# Extracted entries:
• • • • • • •

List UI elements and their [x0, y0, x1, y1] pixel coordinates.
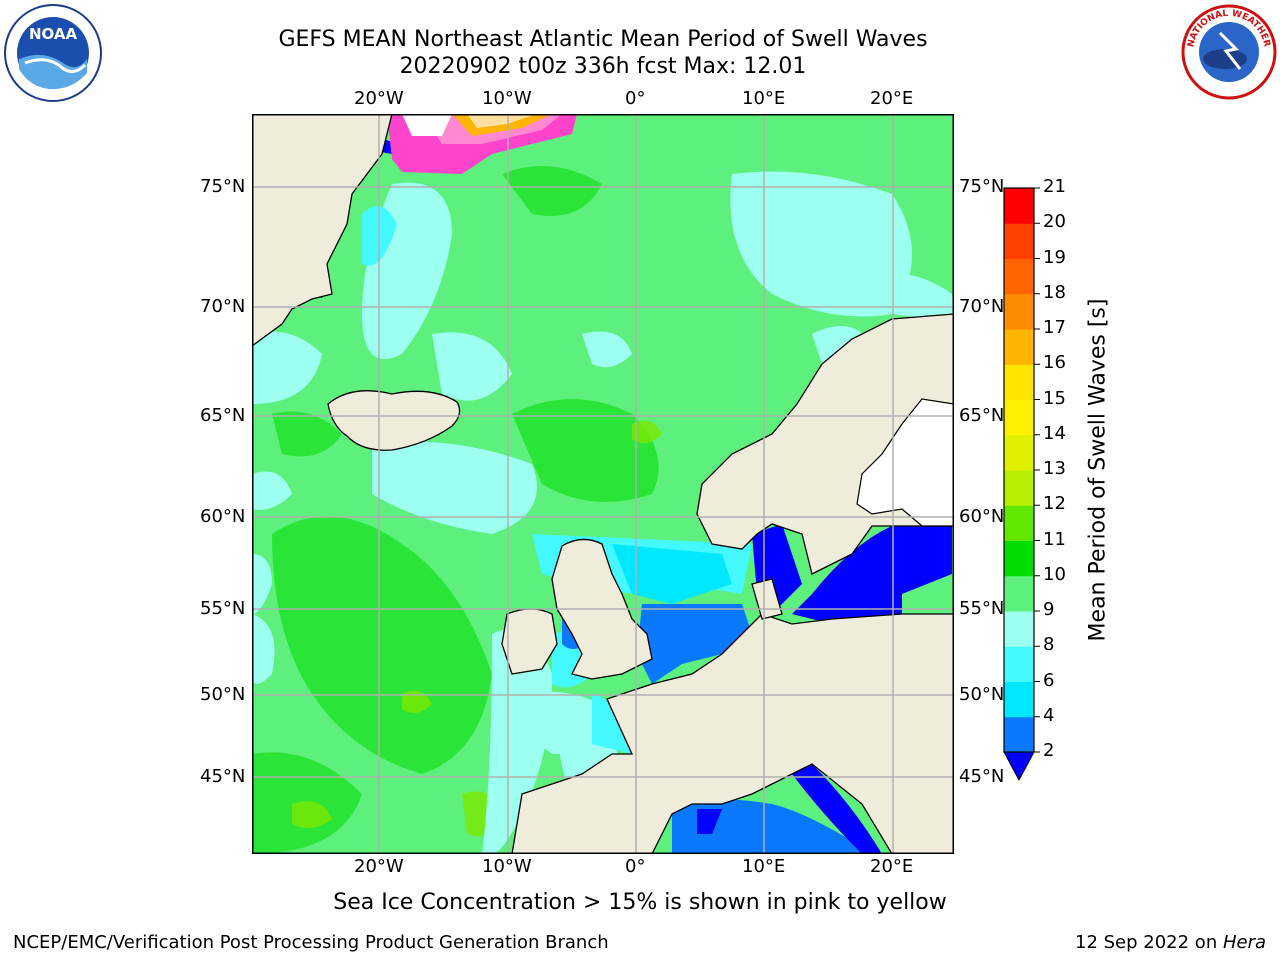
lon-label-bottom: 10°W — [482, 856, 532, 877]
colorbar-bin — [1004, 575, 1034, 612]
colorbar-bin — [1004, 646, 1034, 682]
iceland — [327, 390, 461, 451]
colorbar-tick-label: 10 — [1043, 563, 1066, 585]
colorbar-tick-label: 8 — [1043, 634, 1055, 656]
greenland — [252, 114, 393, 347]
colorbar-bin — [1004, 716, 1034, 753]
colorbar-bin — [1004, 223, 1034, 259]
map-frame — [252, 114, 954, 854]
lat-label-right: 75°N — [959, 176, 1005, 197]
colorbar-tick-label: 20 — [1043, 211, 1066, 233]
swell-period-map — [252, 114, 954, 854]
lon-label-bottom: 20°W — [354, 856, 404, 877]
sea-ice-area — [387, 114, 577, 174]
colorbar-tick-label: 14 — [1043, 422, 1066, 444]
lat-label-right: 45°N — [959, 766, 1005, 787]
land — [252, 114, 954, 854]
lat-label-left: 55°N — [200, 598, 246, 619]
lon-label-bottom: 10°E — [742, 856, 786, 877]
colorbar-bin — [1004, 258, 1034, 295]
colorbar-label: Mean Period of Swell Waves [s] — [1085, 298, 1111, 642]
colorbar-tick-label: 2 — [1043, 740, 1055, 761]
colorbar-tick-label: 12 — [1043, 493, 1066, 515]
nws-logo-icon: NATIONAL WEATHER SERVICE — [1177, 0, 1278, 105]
colorbar-tick-label: 15 — [1043, 387, 1066, 409]
gridlines — [252, 114, 954, 854]
date-text: 12 Sep 2022 on — [1075, 932, 1223, 953]
colorbar-tick-label: 11 — [1043, 528, 1066, 550]
colorbar-tick-label: 21 — [1043, 176, 1066, 197]
colorbar-bin — [1004, 611, 1034, 647]
map-subtitle: 20220902 t00z 336h fcst Max: 12.01 — [399, 54, 807, 79]
colorbar-bin — [1004, 470, 1034, 506]
lon-label-top: 20°W — [354, 88, 404, 109]
date-stamp: 12 Sep 2022 on Hera — [1075, 932, 1266, 953]
colorbar-bin — [1004, 188, 1034, 224]
colorbar-bin — [1004, 540, 1034, 577]
colorbar-bin — [1004, 329, 1034, 365]
colorbar-tick-label: 6 — [1043, 669, 1055, 691]
credit-line: NCEP/EMC/Verification Post Processing Pr… — [13, 932, 609, 953]
lat-label-right: 65°N — [959, 405, 1005, 426]
lat-label-left: 60°N — [200, 506, 246, 527]
lat-label-left: 70°N — [200, 296, 246, 317]
lon-label-top: 10°E — [742, 88, 786, 109]
sea-ice-note-text: Sea Ice Concentration > 15% is shown in … — [333, 890, 947, 915]
colorbar-bin — [1004, 681, 1034, 718]
lat-label-right: 70°N — [959, 296, 1005, 317]
noaa-logo-text: NOAA — [29, 25, 78, 43]
colorbar-under-arrow — [1003, 751, 1035, 782]
colorbar-tick-label: 17 — [1043, 317, 1066, 338]
lon-label-bottom: 20°E — [870, 856, 914, 877]
lat-label-left: 75°N — [200, 176, 246, 197]
swell-band-4-6s — [612, 544, 732, 604]
colorbar-bin — [1004, 399, 1034, 436]
lat-label-left: 45°N — [200, 766, 246, 787]
ireland — [501, 608, 558, 675]
lon-label-top: 10°W — [482, 88, 532, 109]
lon-label-bottom: 0° — [625, 856, 646, 877]
colorbar-tick-label: 18 — [1043, 281, 1066, 303]
colorbar — [1003, 187, 1040, 782]
colorbar-bin — [1004, 505, 1034, 541]
colorbar-tick-label: 16 — [1043, 352, 1066, 374]
colorbar-tick-label: 9 — [1043, 599, 1055, 620]
colorbar-bin — [1004, 293, 1034, 330]
lat-label-right: 50°N — [959, 684, 1005, 705]
lat-label-right: 60°N — [959, 506, 1005, 527]
lon-label-top: 0° — [625, 88, 646, 109]
lat-label-left: 50°N — [200, 684, 246, 705]
colorbar-bin — [1004, 364, 1034, 400]
colorbar-tick-label: 4 — [1043, 704, 1055, 726]
sea-ice-note: Sea Ice Concentration > 15% is shown in … — [0, 890, 1280, 915]
lat-label-left: 65°N — [200, 405, 246, 426]
machine-name: Hera — [1222, 932, 1266, 953]
map-title: GEFS MEAN Northeast Atlantic Mean Period… — [278, 27, 928, 52]
colorbar-tick-label: 13 — [1043, 458, 1066, 479]
continental-europe — [511, 613, 954, 854]
lat-label-right: 55°N — [959, 598, 1005, 619]
noaa-logo-icon: NOAA — [3, 3, 103, 107]
lon-label-top: 20°E — [870, 88, 914, 109]
colorbar-tick-label: 19 — [1043, 246, 1066, 268]
colorbar-bin — [1004, 434, 1034, 471]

• • • • • • •

Count how many lines in the records above contain the string "Mean", matching case exactly, and reply with that number alone.

2